- Task description
Search the material below for the string "color" and list each line that holds it.

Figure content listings
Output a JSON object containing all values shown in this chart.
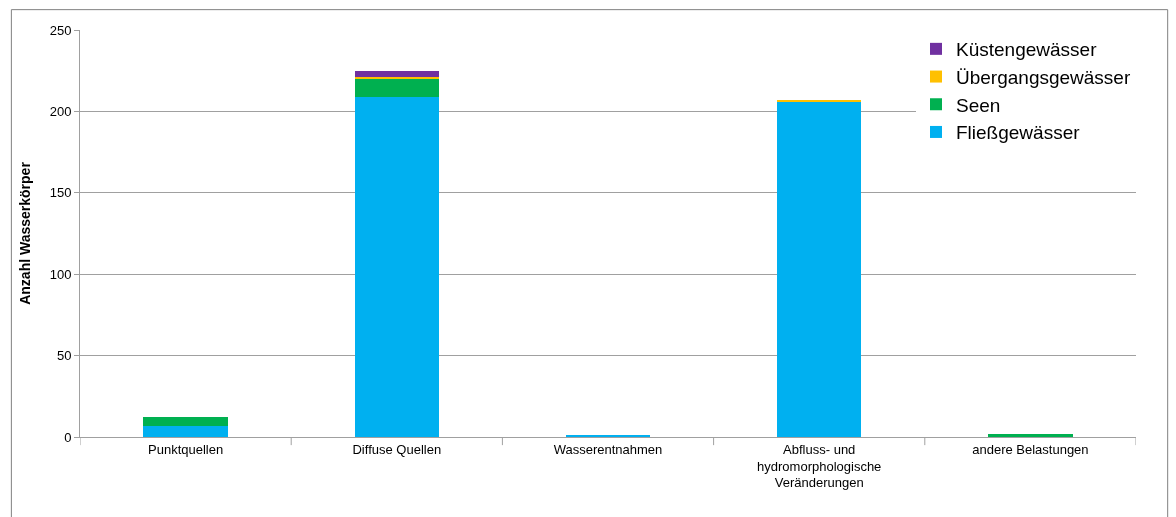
{
  "chart_data": {
    "type": "bar",
    "stacked": true,
    "ylabel": "Anzahl Wasserkörper",
    "categories": [
      "Punktquellen",
      "Diffuse Quellen",
      "Wasserentnahmen",
      "Abfluss- und\nhydromorphologische\nVeränderungen",
      "andere Belastungen"
    ],
    "series": [
      {
        "name": "Fließgewässer",
        "color": "#00b0f0",
        "values": [
          7,
          209,
          1,
          206,
          0
        ]
      },
      {
        "name": "Seen",
        "color": "#00b050",
        "values": [
          5,
          11,
          0,
          0,
          2
        ]
      },
      {
        "name": "Übergangsgewässer",
        "color": "#ffc000",
        "values": [
          0,
          1,
          0,
          1,
          0
        ]
      },
      {
        "name": "Küstengewässer",
        "color": "#7030a0",
        "values": [
          0,
          4,
          0,
          0,
          0
        ]
      }
    ],
    "ylim": [
      0,
      250
    ],
    "yticks": [
      0,
      50,
      100,
      150,
      200,
      250
    ],
    "grid": "y",
    "legend": "top right"
  }
}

- Solved exercise
        "color": "#00b0f0",
        "color": "#00b050",
        "color": "#ffc000",
        "color": "#7030a0",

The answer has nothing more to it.